**Problem statement**
Make an exact copy of the records, with the images left out.

**Data lines**
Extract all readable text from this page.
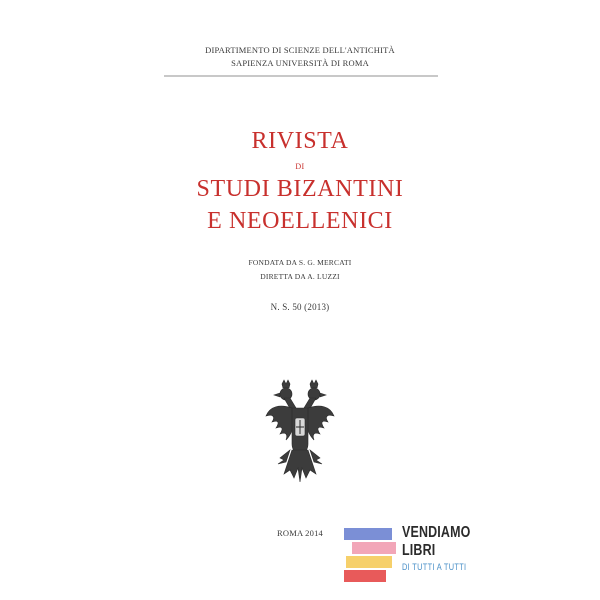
DIPARTIMENTO DI SCIENZE DELL'ANTICHITÀ
SAPIENZA UNIVERSITÀ DI ROMA
RIVISTA
DI
STUDI BIZANTINI
E NEOELLENICI
FONDATA DA S. G. MERCATI
DIRETTA DA A. LUZZI
N. S. 50 (2013)
ROMA 2014	VENDIAMO
LIBRI
DI TUTTI A TUTTI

**Solved exercise**
Extract all readable text from this page.
DIPARTIMENTO DI SCIENZE DELL'ANTICHITÀ
SAPIENZA UNIVERSITÀ DI ROMA
RIVISTA
DI
STUDI BIZANTINI
E NEOELLENICI
FONDATA DA S. G. MERCATI
DIRETTA DA A. LUZZI
N. S. 50 (2013)
ROMA 2014	VENDIAMO
LIBRI
DI TUTTI A TUTTI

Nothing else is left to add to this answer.